Extract the lines that carry the string "Juli" from the listing.
-- Start Recorded data --
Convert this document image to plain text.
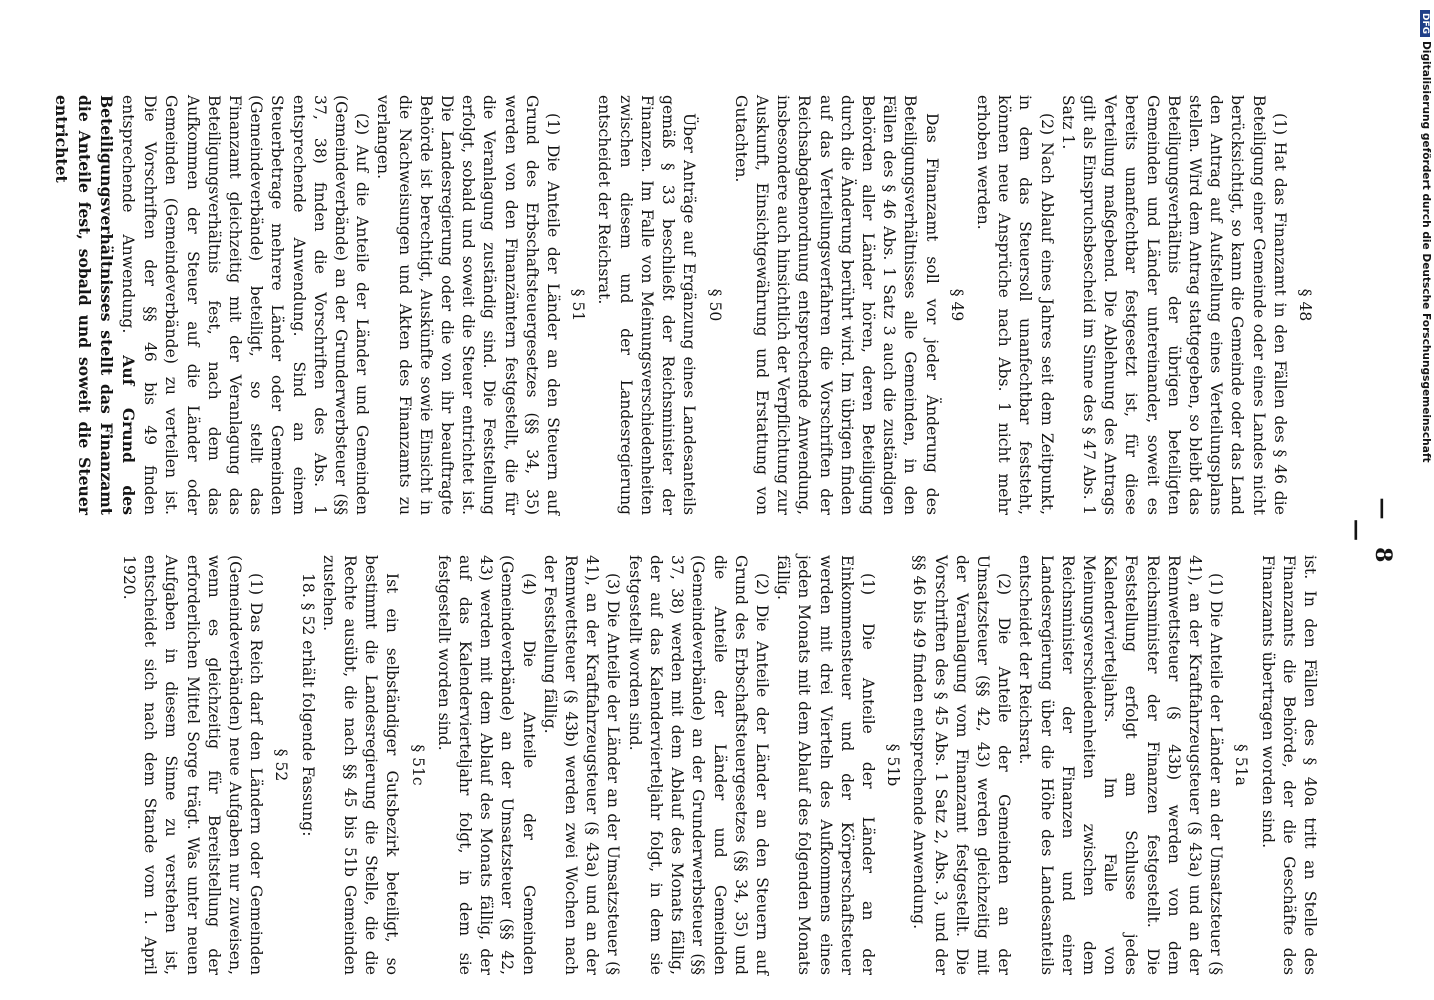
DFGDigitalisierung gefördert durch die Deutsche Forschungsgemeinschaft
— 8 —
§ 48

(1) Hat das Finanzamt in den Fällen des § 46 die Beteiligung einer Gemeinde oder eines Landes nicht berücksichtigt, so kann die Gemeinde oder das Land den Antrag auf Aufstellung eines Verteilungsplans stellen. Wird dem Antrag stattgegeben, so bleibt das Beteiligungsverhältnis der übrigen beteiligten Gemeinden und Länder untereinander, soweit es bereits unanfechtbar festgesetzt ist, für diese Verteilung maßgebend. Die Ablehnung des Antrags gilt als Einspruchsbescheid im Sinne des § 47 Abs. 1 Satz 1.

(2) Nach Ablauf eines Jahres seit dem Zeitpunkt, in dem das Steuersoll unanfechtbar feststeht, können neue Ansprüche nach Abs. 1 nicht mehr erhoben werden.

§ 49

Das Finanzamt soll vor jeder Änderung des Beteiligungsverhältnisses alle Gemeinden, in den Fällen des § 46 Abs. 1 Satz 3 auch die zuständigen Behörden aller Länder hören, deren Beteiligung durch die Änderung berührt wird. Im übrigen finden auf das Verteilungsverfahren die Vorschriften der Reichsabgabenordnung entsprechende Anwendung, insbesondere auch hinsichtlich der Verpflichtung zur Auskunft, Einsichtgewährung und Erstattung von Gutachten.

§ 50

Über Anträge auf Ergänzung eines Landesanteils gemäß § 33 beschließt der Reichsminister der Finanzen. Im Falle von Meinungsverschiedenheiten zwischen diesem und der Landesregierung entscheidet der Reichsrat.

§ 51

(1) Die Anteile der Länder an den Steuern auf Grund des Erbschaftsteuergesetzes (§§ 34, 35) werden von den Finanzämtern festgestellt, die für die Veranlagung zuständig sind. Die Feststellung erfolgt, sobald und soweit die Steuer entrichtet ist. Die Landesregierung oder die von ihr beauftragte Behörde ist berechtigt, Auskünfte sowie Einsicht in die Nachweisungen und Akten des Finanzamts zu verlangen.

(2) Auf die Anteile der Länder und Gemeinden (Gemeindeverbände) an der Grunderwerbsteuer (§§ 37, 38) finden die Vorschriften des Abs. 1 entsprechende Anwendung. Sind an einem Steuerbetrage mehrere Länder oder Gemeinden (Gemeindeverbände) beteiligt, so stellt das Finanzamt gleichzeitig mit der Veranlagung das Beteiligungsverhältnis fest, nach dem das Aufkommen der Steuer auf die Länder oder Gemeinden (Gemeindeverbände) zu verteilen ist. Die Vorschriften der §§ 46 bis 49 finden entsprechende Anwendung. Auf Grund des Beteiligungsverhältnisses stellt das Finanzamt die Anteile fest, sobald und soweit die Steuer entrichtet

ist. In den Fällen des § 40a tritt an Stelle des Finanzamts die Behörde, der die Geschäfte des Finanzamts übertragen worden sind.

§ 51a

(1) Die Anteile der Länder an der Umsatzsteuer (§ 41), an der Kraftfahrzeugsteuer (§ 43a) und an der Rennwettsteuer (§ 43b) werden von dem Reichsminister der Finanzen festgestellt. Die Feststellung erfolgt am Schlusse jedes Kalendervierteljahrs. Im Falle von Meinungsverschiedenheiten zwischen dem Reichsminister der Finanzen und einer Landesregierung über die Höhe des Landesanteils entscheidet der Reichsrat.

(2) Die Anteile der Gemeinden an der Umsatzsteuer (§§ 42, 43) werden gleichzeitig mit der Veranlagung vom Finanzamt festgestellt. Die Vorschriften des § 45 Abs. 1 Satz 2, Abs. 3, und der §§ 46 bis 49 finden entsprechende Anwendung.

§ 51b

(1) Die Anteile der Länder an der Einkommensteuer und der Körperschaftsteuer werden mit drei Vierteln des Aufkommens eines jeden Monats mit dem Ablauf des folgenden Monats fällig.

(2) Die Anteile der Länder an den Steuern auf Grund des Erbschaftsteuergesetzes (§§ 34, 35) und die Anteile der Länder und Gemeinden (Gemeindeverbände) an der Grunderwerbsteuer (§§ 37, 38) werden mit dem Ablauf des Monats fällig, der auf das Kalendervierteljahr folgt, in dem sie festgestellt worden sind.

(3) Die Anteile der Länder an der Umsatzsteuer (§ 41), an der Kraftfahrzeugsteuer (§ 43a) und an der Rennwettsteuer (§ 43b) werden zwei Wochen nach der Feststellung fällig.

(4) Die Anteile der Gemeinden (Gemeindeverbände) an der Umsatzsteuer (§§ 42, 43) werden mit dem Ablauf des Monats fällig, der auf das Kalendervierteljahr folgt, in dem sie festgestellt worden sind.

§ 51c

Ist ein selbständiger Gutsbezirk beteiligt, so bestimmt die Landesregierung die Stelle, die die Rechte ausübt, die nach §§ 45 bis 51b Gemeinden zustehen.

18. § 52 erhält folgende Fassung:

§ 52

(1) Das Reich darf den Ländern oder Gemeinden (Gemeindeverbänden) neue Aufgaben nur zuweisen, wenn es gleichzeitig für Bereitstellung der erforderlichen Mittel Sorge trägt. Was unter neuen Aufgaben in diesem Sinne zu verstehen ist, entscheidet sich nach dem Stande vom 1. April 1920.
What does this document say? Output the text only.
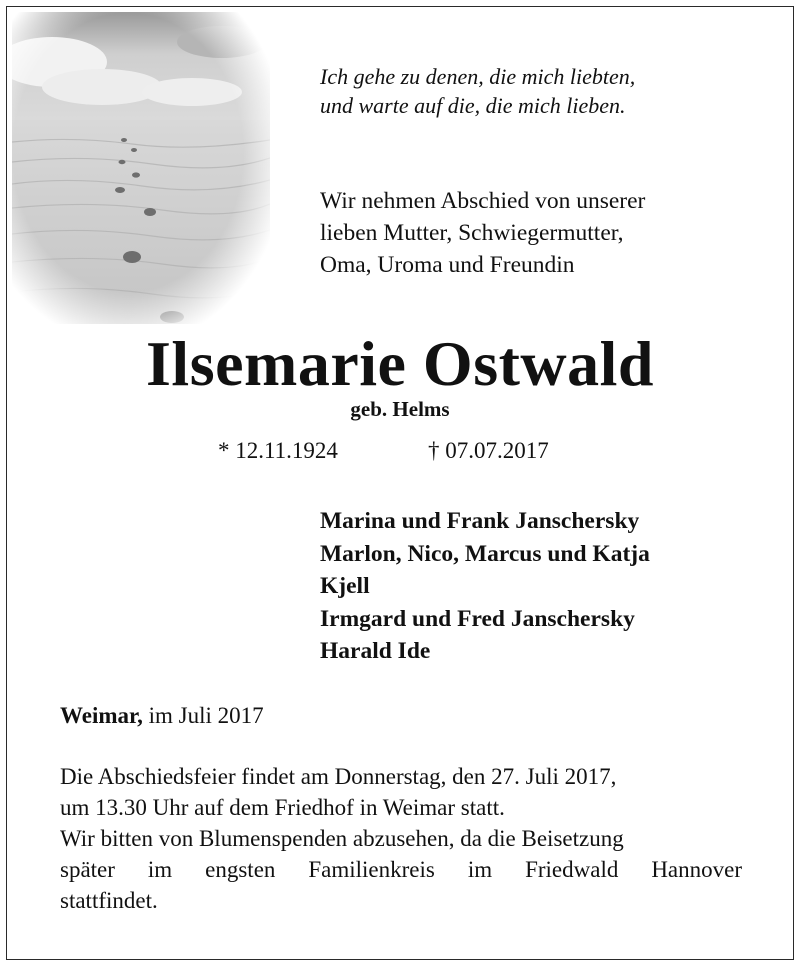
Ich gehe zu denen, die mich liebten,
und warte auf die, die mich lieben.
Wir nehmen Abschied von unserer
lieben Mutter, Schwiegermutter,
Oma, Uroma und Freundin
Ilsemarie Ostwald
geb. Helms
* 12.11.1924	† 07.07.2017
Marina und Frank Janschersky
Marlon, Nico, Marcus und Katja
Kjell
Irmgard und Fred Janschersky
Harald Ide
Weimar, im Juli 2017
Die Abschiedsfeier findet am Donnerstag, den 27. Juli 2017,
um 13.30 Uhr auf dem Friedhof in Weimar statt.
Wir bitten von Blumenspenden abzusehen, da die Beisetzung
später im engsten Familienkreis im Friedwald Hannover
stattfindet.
-- End Recorded data --
* Reply to the task
Weimar, im Juli 2017
Die Abschiedsfeier findet am Donnerstag, den 27. Juli 2017,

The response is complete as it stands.